►
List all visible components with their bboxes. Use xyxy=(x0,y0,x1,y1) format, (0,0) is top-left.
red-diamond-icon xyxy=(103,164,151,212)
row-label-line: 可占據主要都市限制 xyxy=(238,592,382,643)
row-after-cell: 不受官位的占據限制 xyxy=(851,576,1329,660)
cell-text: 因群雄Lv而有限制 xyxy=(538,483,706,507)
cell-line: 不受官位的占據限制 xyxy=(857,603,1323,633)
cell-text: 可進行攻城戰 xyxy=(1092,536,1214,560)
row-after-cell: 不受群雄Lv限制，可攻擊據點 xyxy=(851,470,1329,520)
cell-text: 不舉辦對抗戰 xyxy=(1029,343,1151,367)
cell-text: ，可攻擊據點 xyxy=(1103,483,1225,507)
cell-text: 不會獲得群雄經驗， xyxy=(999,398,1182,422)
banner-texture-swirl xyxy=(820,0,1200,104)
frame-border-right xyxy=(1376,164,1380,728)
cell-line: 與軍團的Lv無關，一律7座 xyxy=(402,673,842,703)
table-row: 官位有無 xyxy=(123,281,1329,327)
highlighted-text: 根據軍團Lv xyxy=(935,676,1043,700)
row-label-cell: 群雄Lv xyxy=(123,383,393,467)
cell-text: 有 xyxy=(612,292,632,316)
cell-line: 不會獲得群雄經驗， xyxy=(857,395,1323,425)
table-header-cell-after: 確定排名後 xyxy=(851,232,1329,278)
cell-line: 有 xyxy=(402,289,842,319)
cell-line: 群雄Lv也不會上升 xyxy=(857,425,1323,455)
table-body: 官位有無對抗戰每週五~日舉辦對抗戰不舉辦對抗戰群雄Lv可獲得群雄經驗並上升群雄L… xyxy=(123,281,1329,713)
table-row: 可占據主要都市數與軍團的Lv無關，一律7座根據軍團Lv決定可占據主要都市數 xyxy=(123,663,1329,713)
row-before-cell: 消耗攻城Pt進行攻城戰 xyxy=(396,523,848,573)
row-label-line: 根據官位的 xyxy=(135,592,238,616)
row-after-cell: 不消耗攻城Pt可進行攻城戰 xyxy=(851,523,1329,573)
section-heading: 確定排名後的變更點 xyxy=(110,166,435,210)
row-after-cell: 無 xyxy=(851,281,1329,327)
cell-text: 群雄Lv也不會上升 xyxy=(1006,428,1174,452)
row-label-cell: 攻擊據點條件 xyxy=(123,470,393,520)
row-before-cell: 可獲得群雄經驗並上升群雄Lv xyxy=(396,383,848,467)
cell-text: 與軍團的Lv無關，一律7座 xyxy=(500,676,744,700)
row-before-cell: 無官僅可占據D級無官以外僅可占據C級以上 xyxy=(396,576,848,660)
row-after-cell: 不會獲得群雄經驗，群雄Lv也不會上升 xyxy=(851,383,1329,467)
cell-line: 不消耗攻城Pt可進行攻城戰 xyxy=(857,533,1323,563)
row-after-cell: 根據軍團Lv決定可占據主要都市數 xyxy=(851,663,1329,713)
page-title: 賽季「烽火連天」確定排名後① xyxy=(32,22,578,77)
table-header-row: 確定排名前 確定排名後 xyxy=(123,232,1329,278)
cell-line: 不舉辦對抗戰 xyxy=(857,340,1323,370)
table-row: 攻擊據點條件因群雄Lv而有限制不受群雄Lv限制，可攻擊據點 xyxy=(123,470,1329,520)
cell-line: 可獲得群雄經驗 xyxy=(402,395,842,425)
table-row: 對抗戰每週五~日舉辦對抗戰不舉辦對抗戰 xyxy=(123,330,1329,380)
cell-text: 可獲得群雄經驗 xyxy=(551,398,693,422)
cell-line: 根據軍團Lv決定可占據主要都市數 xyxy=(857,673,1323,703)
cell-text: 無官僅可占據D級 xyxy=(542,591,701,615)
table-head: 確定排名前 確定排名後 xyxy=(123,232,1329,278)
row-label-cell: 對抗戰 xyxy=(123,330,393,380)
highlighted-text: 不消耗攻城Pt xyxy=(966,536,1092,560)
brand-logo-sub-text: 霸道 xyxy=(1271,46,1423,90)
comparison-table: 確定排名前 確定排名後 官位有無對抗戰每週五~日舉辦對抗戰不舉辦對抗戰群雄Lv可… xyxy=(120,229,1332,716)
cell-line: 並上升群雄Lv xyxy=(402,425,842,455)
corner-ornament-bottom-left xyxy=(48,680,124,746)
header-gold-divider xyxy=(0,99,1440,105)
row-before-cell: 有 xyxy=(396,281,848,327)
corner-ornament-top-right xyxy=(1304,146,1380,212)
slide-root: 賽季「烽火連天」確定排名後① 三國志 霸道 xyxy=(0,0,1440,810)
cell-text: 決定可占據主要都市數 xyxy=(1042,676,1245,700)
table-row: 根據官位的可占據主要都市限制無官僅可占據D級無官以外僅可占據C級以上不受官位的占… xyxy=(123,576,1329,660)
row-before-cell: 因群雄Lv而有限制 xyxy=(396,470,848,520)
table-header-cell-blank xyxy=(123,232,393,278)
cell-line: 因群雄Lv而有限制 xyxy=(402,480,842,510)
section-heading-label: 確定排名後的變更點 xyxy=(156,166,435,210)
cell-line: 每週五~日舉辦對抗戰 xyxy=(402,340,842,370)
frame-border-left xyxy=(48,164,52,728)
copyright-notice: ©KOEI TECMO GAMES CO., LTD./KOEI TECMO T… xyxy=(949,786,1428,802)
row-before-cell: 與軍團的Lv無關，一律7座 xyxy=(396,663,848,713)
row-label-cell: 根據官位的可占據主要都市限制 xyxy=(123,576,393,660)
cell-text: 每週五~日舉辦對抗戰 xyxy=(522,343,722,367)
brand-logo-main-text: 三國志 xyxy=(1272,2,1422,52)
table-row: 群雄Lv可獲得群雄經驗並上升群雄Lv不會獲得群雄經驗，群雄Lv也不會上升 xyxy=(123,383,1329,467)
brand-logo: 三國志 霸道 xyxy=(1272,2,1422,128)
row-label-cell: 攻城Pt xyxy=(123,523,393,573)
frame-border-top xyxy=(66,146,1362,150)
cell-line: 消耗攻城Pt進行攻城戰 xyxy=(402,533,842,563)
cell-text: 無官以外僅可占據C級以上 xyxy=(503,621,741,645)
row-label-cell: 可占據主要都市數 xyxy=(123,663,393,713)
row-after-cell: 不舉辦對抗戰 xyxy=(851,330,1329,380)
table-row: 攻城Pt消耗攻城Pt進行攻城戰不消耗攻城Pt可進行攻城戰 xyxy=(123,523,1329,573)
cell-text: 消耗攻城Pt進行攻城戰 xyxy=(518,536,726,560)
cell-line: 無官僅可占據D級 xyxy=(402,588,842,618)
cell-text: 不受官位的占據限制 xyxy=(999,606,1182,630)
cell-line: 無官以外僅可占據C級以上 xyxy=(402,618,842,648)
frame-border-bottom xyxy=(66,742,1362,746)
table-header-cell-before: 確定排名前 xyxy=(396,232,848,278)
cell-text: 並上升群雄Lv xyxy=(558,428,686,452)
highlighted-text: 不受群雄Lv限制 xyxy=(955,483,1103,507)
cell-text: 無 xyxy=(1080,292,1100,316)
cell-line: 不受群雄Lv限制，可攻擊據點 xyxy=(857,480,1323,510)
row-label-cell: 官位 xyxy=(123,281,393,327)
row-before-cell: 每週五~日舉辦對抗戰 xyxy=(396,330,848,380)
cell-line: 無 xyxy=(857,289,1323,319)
◄
# [Given request]
Copy all of the lines above word for word, in their original order.

# [Correct answer]
List all visible components with their bboxes. Use xyxy=(x0,y0,x1,y1) format, (0,0) is top-left.
red-diamond-icon xyxy=(103,164,151,212)
row-label-line: 可占據主要都市限制 xyxy=(238,592,382,643)
row-after-cell: 不受官位的占據限制 xyxy=(851,576,1329,660)
cell-text: 因群雄Lv而有限制 xyxy=(538,483,706,507)
cell-line: 不受官位的占據限制 xyxy=(857,603,1323,633)
cell-text: 可進行攻城戰 xyxy=(1092,536,1214,560)
row-after-cell: 不受群雄Lv限制，可攻擊據點 xyxy=(851,470,1329,520)
cell-text: 不舉辦對抗戰 xyxy=(1029,343,1151,367)
cell-text: ，可攻擊據點 xyxy=(1103,483,1225,507)
cell-text: 不會獲得群雄經驗， xyxy=(999,398,1182,422)
banner-texture-swirl xyxy=(820,0,1200,104)
frame-border-right xyxy=(1376,164,1380,728)
cell-line: 與軍團的Lv無關，一律7座 xyxy=(402,673,842,703)
table-row: 官位有無 xyxy=(123,281,1329,327)
highlighted-text: 根據軍團Lv xyxy=(935,676,1043,700)
row-label-cell: 群雄Lv xyxy=(123,383,393,467)
cell-text: 有 xyxy=(612,292,632,316)
cell-line: 不會獲得群雄經驗， xyxy=(857,395,1323,425)
table-header-cell-after: 確定排名後 xyxy=(851,232,1329,278)
cell-line: 有 xyxy=(402,289,842,319)
cell-line: 群雄Lv也不會上升 xyxy=(857,425,1323,455)
table-body: 官位有無對抗戰每週五~日舉辦對抗戰不舉辦對抗戰群雄Lv可獲得群雄經驗並上升群雄L… xyxy=(123,281,1329,713)
table-row: 可占據主要都市數與軍團的Lv無關，一律7座根據軍團Lv決定可占據主要都市數 xyxy=(123,663,1329,713)
row-before-cell: 消耗攻城Pt進行攻城戰 xyxy=(396,523,848,573)
row-label-line: 根據官位的 xyxy=(135,592,238,616)
row-after-cell: 不消耗攻城Pt可進行攻城戰 xyxy=(851,523,1329,573)
section-heading: 確定排名後的變更點 xyxy=(110,166,435,210)
row-after-cell: 無 xyxy=(851,281,1329,327)
cell-text: 群雄Lv也不會上升 xyxy=(1006,428,1174,452)
row-label-cell: 攻擊據點條件 xyxy=(123,470,393,520)
row-before-cell: 可獲得群雄經驗並上升群雄Lv xyxy=(396,383,848,467)
cell-text: 與軍團的Lv無關，一律7座 xyxy=(500,676,744,700)
row-before-cell: 無官僅可占據D級無官以外僅可占據C級以上 xyxy=(396,576,848,660)
row-after-cell: 不會獲得群雄經驗，群雄Lv也不會上升 xyxy=(851,383,1329,467)
cell-line: 不消耗攻城Pt可進行攻城戰 xyxy=(857,533,1323,563)
row-after-cell: 根據軍團Lv決定可占據主要都市數 xyxy=(851,663,1329,713)
page-title: 賽季「烽火連天」確定排名後① xyxy=(32,22,578,77)
table-header-row: 確定排名前 確定排名後 xyxy=(123,232,1329,278)
cell-line: 不舉辦對抗戰 xyxy=(857,340,1323,370)
table-row: 攻擊據點條件因群雄Lv而有限制不受群雄Lv限制，可攻擊據點 xyxy=(123,470,1329,520)
cell-line: 可獲得群雄經驗 xyxy=(402,395,842,425)
table-row: 對抗戰每週五~日舉辦對抗戰不舉辦對抗戰 xyxy=(123,330,1329,380)
cell-text: 可獲得群雄經驗 xyxy=(551,398,693,422)
cell-line: 根據軍團Lv決定可占據主要都市數 xyxy=(857,673,1323,703)
cell-text: 無官僅可占據D級 xyxy=(542,591,701,615)
table-head: 確定排名前 確定排名後 xyxy=(123,232,1329,278)
row-label-cell: 對抗戰 xyxy=(123,330,393,380)
highlighted-text: 不消耗攻城Pt xyxy=(966,536,1092,560)
brand-logo-sub-text: 霸道 xyxy=(1271,46,1423,90)
comparison-table: 確定排名前 確定排名後 官位有無對抗戰每週五~日舉辦對抗戰不舉辦對抗戰群雄Lv可… xyxy=(120,229,1332,716)
cell-line: 並上升群雄Lv xyxy=(402,425,842,455)
corner-ornament-bottom-left xyxy=(48,680,124,746)
header-gold-divider xyxy=(0,99,1440,105)
row-before-cell: 有 xyxy=(396,281,848,327)
corner-ornament-top-right xyxy=(1304,146,1380,212)
slide-root: 賽季「烽火連天」確定排名後① 三國志 霸道 xyxy=(0,0,1440,810)
cell-text: 決定可占據主要都市數 xyxy=(1042,676,1245,700)
table-row: 根據官位的可占據主要都市限制無官僅可占據D級無官以外僅可占據C級以上不受官位的占… xyxy=(123,576,1329,660)
row-before-cell: 因群雄Lv而有限制 xyxy=(396,470,848,520)
table-header-cell-blank xyxy=(123,232,393,278)
cell-line: 因群雄Lv而有限制 xyxy=(402,480,842,510)
section-heading-label: 確定排名後的變更點 xyxy=(156,166,435,210)
cell-line: 每週五~日舉辦對抗戰 xyxy=(402,340,842,370)
frame-border-left xyxy=(48,164,52,728)
copyright-notice: ©KOEI TECMO GAMES CO., LTD./KOEI TECMO T… xyxy=(949,786,1428,802)
row-before-cell: 與軍團的Lv無關，一律7座 xyxy=(396,663,848,713)
row-label-cell: 根據官位的可占據主要都市限制 xyxy=(123,576,393,660)
cell-text: 每週五~日舉辦對抗戰 xyxy=(522,343,722,367)
brand-logo-main-text: 三國志 xyxy=(1272,2,1422,52)
table-row: 群雄Lv可獲得群雄經驗並上升群雄Lv不會獲得群雄經驗，群雄Lv也不會上升 xyxy=(123,383,1329,467)
brand-logo: 三國志 霸道 xyxy=(1272,2,1422,128)
row-label-cell: 攻城Pt xyxy=(123,523,393,573)
frame-border-top xyxy=(66,146,1362,150)
cell-line: 消耗攻城Pt進行攻城戰 xyxy=(402,533,842,563)
cell-text: 無官以外僅可占據C級以上 xyxy=(503,621,741,645)
row-label-cell: 可占據主要都市數 xyxy=(123,663,393,713)
row-after-cell: 不舉辦對抗戰 xyxy=(851,330,1329,380)
table-row: 攻城Pt消耗攻城Pt進行攻城戰不消耗攻城Pt可進行攻城戰 xyxy=(123,523,1329,573)
cell-text: 消耗攻城Pt進行攻城戰 xyxy=(518,536,726,560)
cell-line: 無官僅可占據D級 xyxy=(402,588,842,618)
cell-text: 不受官位的占據限制 xyxy=(999,606,1182,630)
cell-line: 無官以外僅可占據C級以上 xyxy=(402,618,842,648)
frame-border-bottom xyxy=(66,742,1362,746)
table-header-cell-before: 確定排名前 xyxy=(396,232,848,278)
cell-text: 並上升群雄Lv xyxy=(558,428,686,452)
highlighted-text: 不受群雄Lv限制 xyxy=(955,483,1103,507)
cell-text: 無 xyxy=(1080,292,1100,316)
cell-line: 不受群雄Lv限制，可攻擊據點 xyxy=(857,480,1323,510)
row-label-cell: 官位 xyxy=(123,281,393,327)
row-before-cell: 每週五~日舉辦對抗戰 xyxy=(396,330,848,380)
cell-line: 無 xyxy=(857,289,1323,319)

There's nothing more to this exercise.